**** Dataset content ****

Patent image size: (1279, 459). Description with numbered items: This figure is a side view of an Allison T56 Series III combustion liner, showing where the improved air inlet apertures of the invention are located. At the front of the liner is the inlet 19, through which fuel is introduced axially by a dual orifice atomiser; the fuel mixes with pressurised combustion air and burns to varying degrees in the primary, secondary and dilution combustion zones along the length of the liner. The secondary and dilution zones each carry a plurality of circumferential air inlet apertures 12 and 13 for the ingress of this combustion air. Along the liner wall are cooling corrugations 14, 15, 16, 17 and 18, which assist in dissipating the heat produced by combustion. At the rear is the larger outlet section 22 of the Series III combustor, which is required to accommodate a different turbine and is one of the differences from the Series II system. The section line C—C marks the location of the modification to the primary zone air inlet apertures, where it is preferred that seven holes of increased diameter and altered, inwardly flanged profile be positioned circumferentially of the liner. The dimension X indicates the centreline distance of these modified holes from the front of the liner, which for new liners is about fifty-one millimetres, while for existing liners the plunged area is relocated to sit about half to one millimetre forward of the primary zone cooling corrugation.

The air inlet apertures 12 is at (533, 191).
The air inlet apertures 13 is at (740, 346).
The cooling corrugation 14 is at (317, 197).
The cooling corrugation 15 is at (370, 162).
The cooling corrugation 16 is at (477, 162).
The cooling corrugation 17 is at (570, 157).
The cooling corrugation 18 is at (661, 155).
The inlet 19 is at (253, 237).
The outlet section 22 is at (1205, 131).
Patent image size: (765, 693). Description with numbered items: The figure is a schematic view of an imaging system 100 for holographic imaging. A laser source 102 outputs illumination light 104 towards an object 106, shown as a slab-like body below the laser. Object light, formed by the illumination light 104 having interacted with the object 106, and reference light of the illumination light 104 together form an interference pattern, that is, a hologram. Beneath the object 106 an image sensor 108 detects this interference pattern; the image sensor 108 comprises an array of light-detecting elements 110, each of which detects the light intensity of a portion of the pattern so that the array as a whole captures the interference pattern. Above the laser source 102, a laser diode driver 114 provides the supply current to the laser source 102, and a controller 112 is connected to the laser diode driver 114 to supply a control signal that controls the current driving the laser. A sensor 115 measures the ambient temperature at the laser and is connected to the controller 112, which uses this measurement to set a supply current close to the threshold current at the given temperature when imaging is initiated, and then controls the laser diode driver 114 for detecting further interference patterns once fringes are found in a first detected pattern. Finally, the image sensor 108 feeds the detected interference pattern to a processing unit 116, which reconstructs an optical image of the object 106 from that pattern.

****

What the exercise asks
Print every line of the items above without changing anything.

Solution for this problem
Patent image size: (1279, 459). Description with numbered items: This figure is a side view of an Allison T56 Series III combustion liner, showing where the improved air inlet apertures of the invention are located. At the front of the liner is the inlet 19, through which fuel is introduced axially by a dual orifice atomiser; the fuel mixes with pressurised combustion air and burns to varying degrees in the primary, secondary and dilution combustion zones along the length of the liner. The secondary and dilution zones each carry a plurality of circumferential air inlet apertures 12 and 13 for the ingress of this combustion air. Along the liner wall are cooling corrugations 14, 15, 16, 17 and 18, which assist in dissipating the heat produced by combustion. At the rear is the larger outlet section 22 of the Series III combustor, which is required to accommodate a different turbine and is one of the differences from the Series II system. The section line C—C marks the location of the modification to the primary zone air inlet apertures, where it is preferred that seven holes of increased diameter and altered, inwardly flanged profile be positioned circumferentially of the liner. The dimension X indicates the centreline distance of these modified holes from the front of the liner, which for new liners is about fifty-one millimetres, while for existing liners the plunged area is relocated to sit about half to one millimetre forward of the primary zone cooling corrugation.

The air inlet apertures 12 is at (533, 191).
The air inlet apertures 13 is at (740, 346).
The cooling corrugation 14 is at (317, 197).
The cooling corrugation 15 is at (370, 162).
The cooling corrugation 16 is at (477, 162).
The cooling corrugation 17 is at (570, 157).
The cooling corrugation 18 is at (661, 155).
The inlet 19 is at (253, 237).
The outlet section 22 is at (1205, 131).
Patent image size: (765, 693). Description with numbered items: The figure is a schematic view of an imaging system 100 for holographic imaging. A laser source 102 outputs illumination light 104 towards an object 106, shown as a slab-like body below the laser. Object light, formed by the illumination light 104 having interacted with the object 106, and reference light of the illumination light 104 together form an interference pattern, that is, a hologram. Beneath the object 106 an image sensor 108 detects this interference pattern; the image sensor 108 comprises an array of light-detecting elements 110, each of which detects the light intensity of a portion of the pattern so that the array as a whole captures the interference pattern. Above the laser source 102, a laser diode driver 114 provides the supply current to the laser source 102, and a controller 112 is connected to the laser diode driver 114 to supply a control signal that controls the current driving the laser. A sensor 115 measures the ambient temperature at the laser and is connected to the controller 112, which uses this measurement to set a supply current close to the threshold current at the given temperature when imaging is initiated, and then controls the laser diode driver 114 for detecting further interference patterns once fringes are found in a first detected pattern. Finally, the image sensor 108 feeds the detected interference pattern to a processing unit 116, which reconstructs an optical image of the object 106 from that pattern.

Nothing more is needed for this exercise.